In the records below, find each line containing the word "need" and copy it.

"""

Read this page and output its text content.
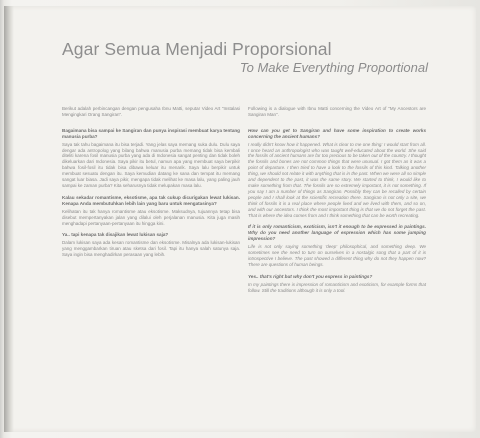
Agar Semua Menjadi Proporsional
To Make Everything Proportional

Berikut adalah perbincangan dengan pengusaha Ibnu Matti, seputar Video Art "Instalasi Mengingkari Orang Sangiran".

Bagaimana bisa sampai ke Sangiran dan punya inspirasi membuat karya tentang manusia purba?

Saya tak tahu bagaimana itu bisa terjadi. Yang jelas saya memang suka dulu. Dulu saya dengar ada antropolog yang bilang bahwa manusia purba memang tidak bisa kembali diteliti karena fosil manusia purba yang ada di Indonesia sangat penting dan tidak boleh dikeluarkan dari Indonesia. Saya pikir itu betul, namun apa yang membuat saya berpikir bahwa fosil-fosil itu tidak bisa dibawa keluar itu menarik. Saya lalu berpikir untuk membuat sesuatu dengan itu. Saya kemudian datang ke sana dan tempat itu memang sangat luar biasa. Jadi saya pikir, mengapa tidak melihat ke masa lalu, yang paling jauh sampai ke zaman purba? Kita seharusnya tidak melupakan masa lalu.

Kalau sekadar romantisme, eksotisme, apa tak cukup dicurigakan lewat lukisan. Kenapa Anda membutuhkan lebih lain yang baru untuk mengatasinya?

Kelihatan itu tak hanya romantisme atau eksotisme. Maksudnya, tujuannya tetap bisa disebut mempertanyakan jalan yang dilalui oleh perjalanan manusia. Kita juga masih menghadapi pertanyaan-pertanyaan itu hingga kini.

Ya.. tapi kenapa tak disajikan lewat lukisan saja?

Dalam lukisan saya ada kesan romantisme dan eksotisme. Misalnya ada lukisan-lukisan yang menggambarkan tiruan atau sketsa dari fosil. Tapi itu hanya salah satunya saja. Saya ingin bisa menghadirkan perasaan yang lebih.

Following is a dialogue with Ibnu Matti concerning the Video Art of "My Ancestors are Sangiran Man".

How can you get to Sangiran and have some inspiration to create works concerning the ancient humans?

I really didn't know how it happened. What is clear to me one thing: I would start from all. I once heard an anthropologist who was taught well-educated about the world. She said the fossils of ancient humans are far too precious to be taken out of the country. I thought the fossils and bones are not common things that were unusual. I got them as it was a point of departure. I then tried to have a look to the fossils of this kind. Talking another thing, we should not relate it with anything that is in the past. When we were all so simple and dependent to the past, it was the same story. We started to think, I would like to make something from that. The fossils are so extremely important, it is not something. If you say I am a number of things as Sangiran. Possibly they can be recalled by certain people and I shall look at the scientific recreation there. Sangiran is not only a site, we think of fossils it is a real place where people lived and we lived with them, and so on, and with our ancestors. I think the most important thing is that we do not forget the past. That is where the idea comes from and I think something that can be worth recreating.

If it is only romanticism, exoticism, isn't it enough to be expressed in paintings. Why do you need another language of expression which has some jumping impression?

Life is not only saying something 'deep' philosophical, and something deep. We sometimes see the need to turn on ourselves in a nostalgic song that a part of it is introspective I believe. The past showed a different thing why do not they happen now? There are questions of human beings.

Yes.. that's right but why don't you express in paintings?

In my paintings there is impression of romanticism and exoticism, for example forms that follow. Still the traditions although it is only a tool.
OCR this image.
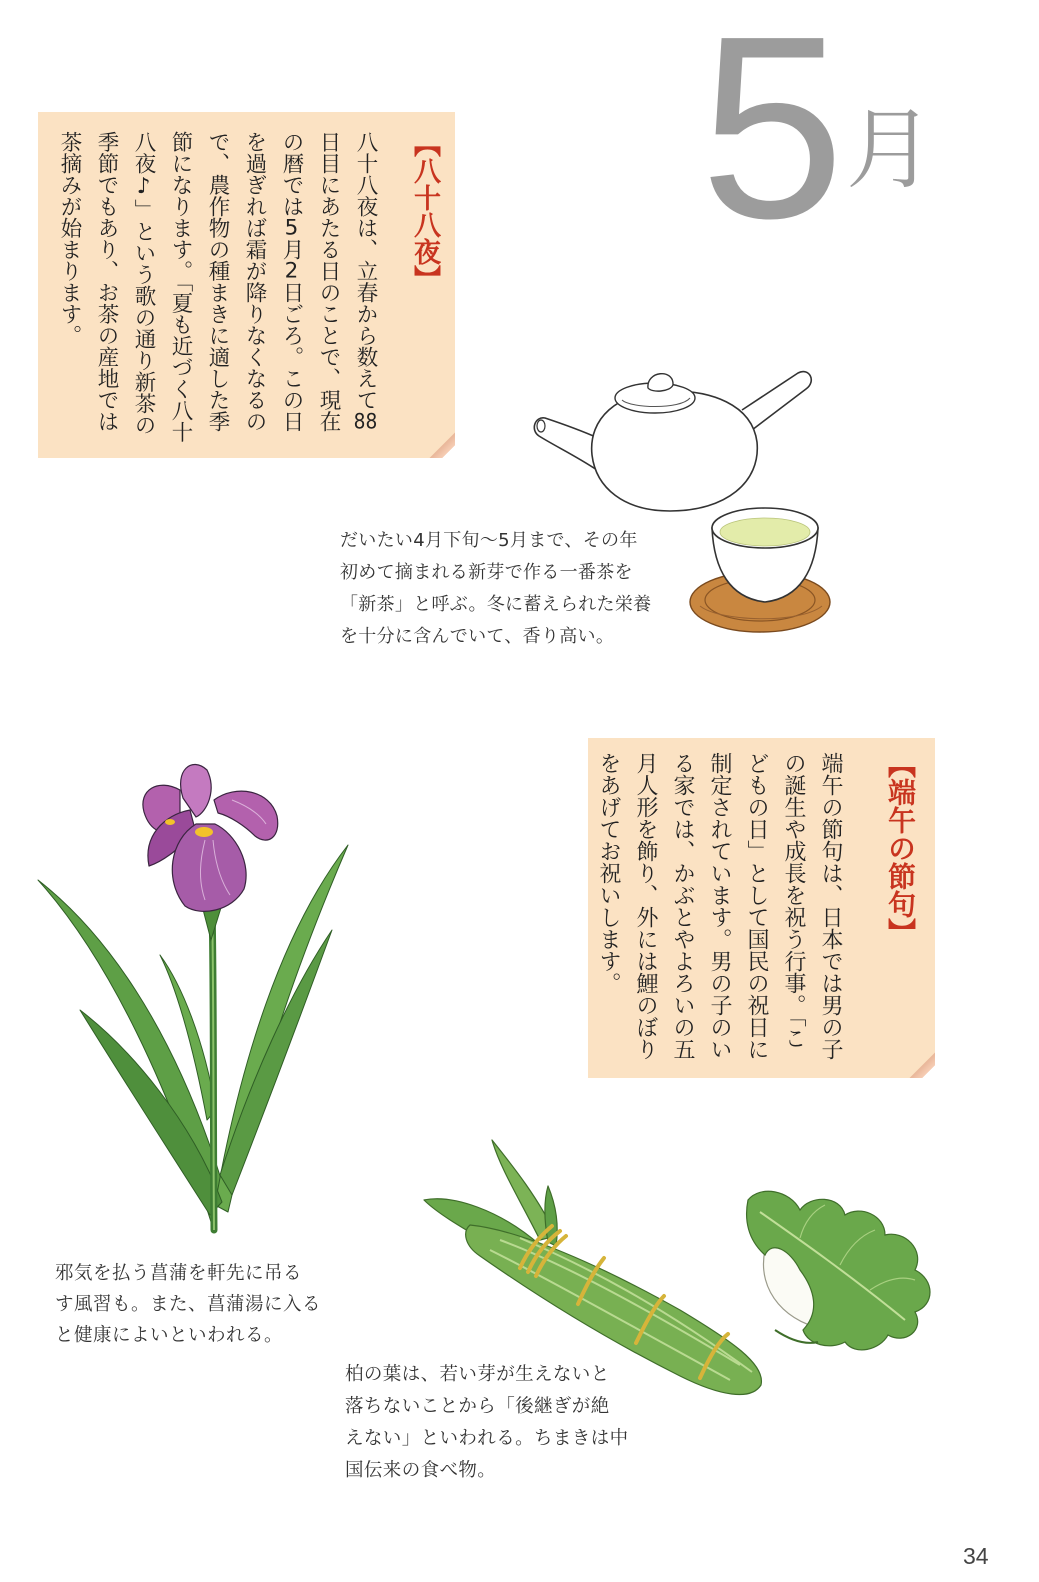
5 月
【八十八夜】
八十八夜は、立春から数えて88
日目にあたる日のことで、現在
の暦では5月2日ごろ。この日
を過ぎれば霜が降りなくなるの
で、農作物の種まきに適した季
節になります。「夏も近づく八十
八夜♪」という歌の通り新茶の
季節でもあり、お茶の産地では
茶摘みが始まります。
だいたい4月下旬〜5月まで、その年
初めて摘まれる新芽で作る一番茶を
「新茶」と呼ぶ。冬に蓄えられた栄養
を十分に含んでいて、香り高い。
【端午の節句】
端午の節句は、日本では男の子
の誕生や成長を祝う行事。「こ
どもの日」として国民の祝日に
制定されています。男の子のい
る家では、かぶとやよろいの五
月人形を飾り、外には鯉のぼり
をあげてお祝いします。
邪気を払う菖蒲を軒先に吊る
す風習も。また、菖蒲湯に入る
と健康によいといわれる。
柏の葉は、若い芽が生えないと
落ちないことから「後継ぎが絶
えない」といわれる。ちまきは中
国伝来の食べ物。
34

"""

Solution for this task.
If it is only romanticism, exoticism, isn't it enough to be expressed in paintings. Why do you need another language of expression which has some jumping impression?
Life is not only saying something 'deep' philosophical, and something deep. We sometimes see the need to turn on ourselves in a nostalgic song that a part of it is introspective I believe. The past showed a different thing why do not they happen now? There are questions of human beings.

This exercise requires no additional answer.